## WHAT YOU SHOULD DO
Every line that includes the word "title" is to be listed.

## MATERIAL PROVIDED
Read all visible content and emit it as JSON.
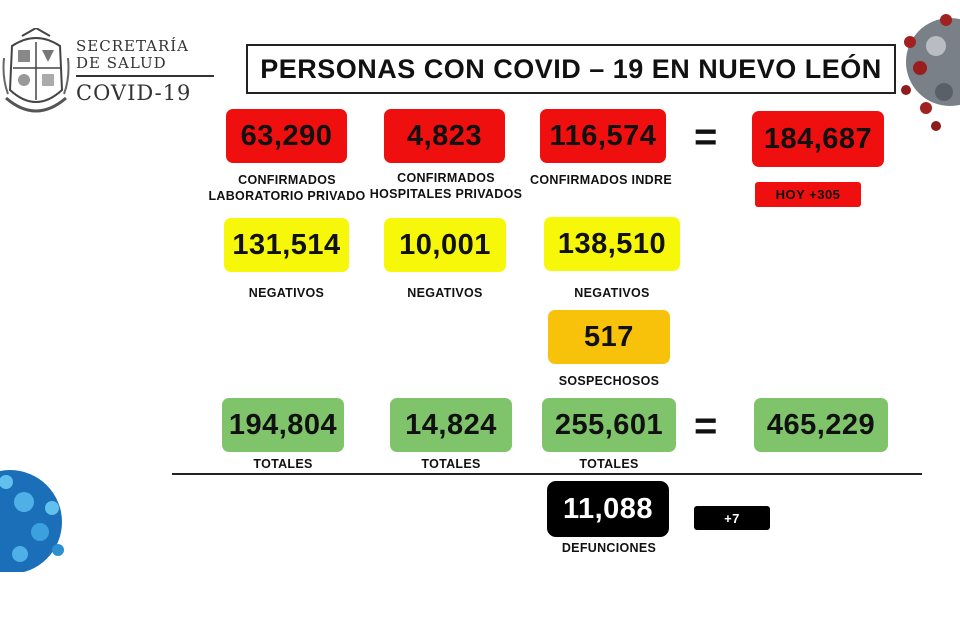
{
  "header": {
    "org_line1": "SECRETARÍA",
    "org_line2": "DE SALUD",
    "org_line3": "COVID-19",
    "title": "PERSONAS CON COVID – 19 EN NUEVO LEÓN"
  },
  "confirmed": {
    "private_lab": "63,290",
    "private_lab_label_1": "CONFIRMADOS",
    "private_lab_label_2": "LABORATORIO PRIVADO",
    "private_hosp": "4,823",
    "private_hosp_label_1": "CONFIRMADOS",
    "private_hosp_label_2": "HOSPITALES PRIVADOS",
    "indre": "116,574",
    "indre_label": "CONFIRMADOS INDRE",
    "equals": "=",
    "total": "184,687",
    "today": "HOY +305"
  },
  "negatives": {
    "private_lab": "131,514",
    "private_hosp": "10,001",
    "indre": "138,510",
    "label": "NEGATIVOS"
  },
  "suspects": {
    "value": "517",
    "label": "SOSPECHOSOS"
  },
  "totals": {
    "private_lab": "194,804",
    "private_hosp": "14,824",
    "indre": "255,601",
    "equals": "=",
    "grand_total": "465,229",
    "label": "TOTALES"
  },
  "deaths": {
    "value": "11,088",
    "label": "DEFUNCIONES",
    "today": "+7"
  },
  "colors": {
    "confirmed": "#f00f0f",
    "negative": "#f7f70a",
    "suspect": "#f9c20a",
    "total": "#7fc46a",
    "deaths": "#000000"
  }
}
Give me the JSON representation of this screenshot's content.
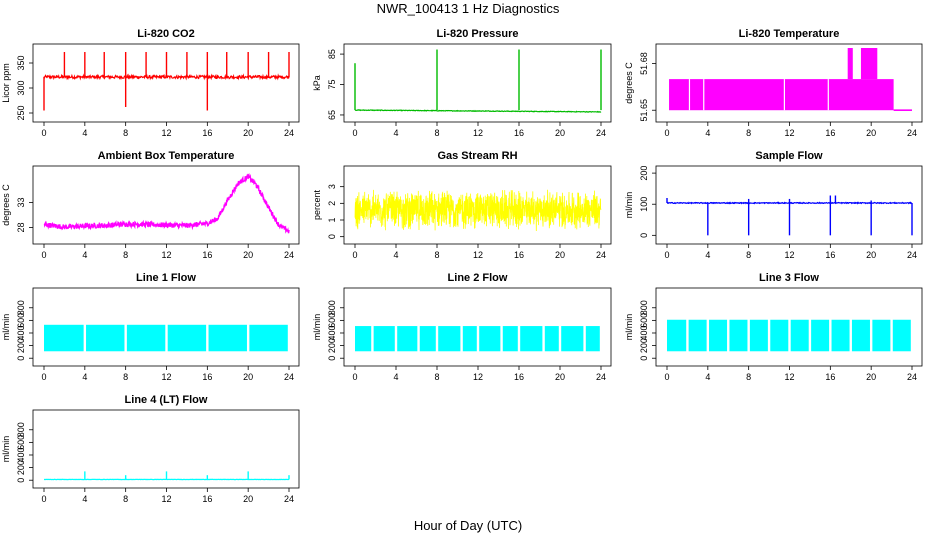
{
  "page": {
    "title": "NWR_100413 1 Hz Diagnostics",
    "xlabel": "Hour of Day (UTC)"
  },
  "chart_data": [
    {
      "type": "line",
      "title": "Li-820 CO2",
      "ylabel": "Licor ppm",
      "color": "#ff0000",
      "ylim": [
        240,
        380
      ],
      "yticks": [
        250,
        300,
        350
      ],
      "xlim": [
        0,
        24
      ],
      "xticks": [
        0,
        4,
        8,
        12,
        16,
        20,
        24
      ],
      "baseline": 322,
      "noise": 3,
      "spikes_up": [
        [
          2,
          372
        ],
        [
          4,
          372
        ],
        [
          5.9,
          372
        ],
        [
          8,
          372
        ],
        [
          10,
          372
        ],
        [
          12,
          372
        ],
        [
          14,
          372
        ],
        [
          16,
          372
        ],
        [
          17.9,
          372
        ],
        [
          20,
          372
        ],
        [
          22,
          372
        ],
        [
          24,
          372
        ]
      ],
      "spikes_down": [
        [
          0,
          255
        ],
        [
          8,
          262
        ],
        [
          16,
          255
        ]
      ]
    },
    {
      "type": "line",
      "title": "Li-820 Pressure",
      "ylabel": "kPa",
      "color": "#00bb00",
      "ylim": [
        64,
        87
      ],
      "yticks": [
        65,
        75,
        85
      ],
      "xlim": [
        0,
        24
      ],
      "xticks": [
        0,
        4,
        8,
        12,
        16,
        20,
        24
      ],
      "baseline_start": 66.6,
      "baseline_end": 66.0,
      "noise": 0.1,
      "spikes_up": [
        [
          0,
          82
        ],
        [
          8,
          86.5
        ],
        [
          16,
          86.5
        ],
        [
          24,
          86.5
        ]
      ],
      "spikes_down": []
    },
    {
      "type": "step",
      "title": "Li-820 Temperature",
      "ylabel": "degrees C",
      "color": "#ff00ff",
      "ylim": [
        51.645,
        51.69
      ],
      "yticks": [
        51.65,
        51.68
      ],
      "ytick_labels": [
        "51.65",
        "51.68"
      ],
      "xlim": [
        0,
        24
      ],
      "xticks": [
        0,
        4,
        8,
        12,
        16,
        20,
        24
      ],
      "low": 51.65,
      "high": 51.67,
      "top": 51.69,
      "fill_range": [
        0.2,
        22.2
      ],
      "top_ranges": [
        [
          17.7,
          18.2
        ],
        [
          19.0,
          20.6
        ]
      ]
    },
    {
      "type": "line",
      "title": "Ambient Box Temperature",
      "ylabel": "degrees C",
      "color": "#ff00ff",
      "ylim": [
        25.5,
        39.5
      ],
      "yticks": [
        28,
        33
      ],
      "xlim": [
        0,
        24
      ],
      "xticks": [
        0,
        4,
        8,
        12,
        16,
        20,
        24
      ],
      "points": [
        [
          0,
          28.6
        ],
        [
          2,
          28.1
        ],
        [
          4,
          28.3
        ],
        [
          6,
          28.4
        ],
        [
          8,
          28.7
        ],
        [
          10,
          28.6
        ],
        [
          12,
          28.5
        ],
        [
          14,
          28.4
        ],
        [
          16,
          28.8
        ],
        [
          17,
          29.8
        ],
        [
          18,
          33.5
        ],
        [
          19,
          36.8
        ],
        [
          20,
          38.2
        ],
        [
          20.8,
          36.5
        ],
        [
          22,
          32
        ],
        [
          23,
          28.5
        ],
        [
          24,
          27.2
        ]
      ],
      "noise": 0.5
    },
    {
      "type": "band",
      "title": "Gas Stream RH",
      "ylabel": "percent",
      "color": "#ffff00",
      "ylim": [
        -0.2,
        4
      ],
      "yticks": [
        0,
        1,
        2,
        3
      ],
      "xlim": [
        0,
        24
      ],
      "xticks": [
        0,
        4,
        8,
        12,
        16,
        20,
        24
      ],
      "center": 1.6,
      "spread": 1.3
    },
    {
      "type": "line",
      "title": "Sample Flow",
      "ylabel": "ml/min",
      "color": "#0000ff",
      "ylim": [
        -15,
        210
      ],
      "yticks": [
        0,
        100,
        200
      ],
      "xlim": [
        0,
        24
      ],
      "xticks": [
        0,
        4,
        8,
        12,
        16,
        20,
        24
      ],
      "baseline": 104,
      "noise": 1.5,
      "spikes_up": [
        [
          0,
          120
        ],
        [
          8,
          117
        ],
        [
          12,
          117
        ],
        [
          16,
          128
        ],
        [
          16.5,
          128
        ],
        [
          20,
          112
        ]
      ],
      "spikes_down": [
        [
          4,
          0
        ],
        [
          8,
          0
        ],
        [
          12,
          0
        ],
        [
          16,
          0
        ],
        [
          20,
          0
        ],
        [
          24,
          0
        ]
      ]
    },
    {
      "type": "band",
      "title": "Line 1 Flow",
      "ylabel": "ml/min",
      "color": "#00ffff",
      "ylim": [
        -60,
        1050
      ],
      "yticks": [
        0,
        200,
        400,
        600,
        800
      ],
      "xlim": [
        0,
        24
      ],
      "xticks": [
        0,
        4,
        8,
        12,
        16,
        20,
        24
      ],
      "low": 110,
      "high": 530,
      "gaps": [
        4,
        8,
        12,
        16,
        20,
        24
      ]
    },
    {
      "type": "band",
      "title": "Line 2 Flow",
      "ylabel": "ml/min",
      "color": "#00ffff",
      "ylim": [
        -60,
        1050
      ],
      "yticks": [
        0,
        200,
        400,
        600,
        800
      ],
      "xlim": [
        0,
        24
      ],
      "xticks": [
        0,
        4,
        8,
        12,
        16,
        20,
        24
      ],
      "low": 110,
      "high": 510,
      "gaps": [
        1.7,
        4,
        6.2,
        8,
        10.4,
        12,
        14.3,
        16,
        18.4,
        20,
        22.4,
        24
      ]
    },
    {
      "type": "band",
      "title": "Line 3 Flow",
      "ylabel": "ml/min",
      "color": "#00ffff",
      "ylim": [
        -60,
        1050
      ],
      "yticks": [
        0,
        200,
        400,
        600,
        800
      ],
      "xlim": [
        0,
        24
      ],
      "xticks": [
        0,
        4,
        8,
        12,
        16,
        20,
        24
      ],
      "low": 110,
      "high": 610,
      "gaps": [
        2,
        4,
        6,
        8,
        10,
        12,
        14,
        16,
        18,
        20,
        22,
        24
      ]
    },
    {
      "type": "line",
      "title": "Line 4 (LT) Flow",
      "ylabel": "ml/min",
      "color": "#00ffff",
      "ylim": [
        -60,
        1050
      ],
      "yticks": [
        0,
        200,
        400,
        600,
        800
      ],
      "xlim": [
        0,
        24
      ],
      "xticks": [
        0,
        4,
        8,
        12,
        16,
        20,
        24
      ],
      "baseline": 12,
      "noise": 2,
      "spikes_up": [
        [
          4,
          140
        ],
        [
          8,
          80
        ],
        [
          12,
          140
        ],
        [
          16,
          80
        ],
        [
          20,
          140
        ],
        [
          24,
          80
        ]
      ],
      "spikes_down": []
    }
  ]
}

## RESULT BELOW
    "title": "PERSONAS CON COVID – 19 EN NUEVO LEÓN"
    "title": "NWR_100413 1 Hz Diagnostics",
      "title": "Li-820 CO2",
      "title": "Li-820 Pressure",
      "title": "Li-820 Temperature",
      "title": "Ambient Box Temperature",
      "title": "Gas Stream RH",
      "title": "Sample Flow",
      "title": "Line 1 Flow",
      "title": "Line 2 Flow",
      "title": "Line 3 Flow",
      "title": "Line 4 (LT) Flow",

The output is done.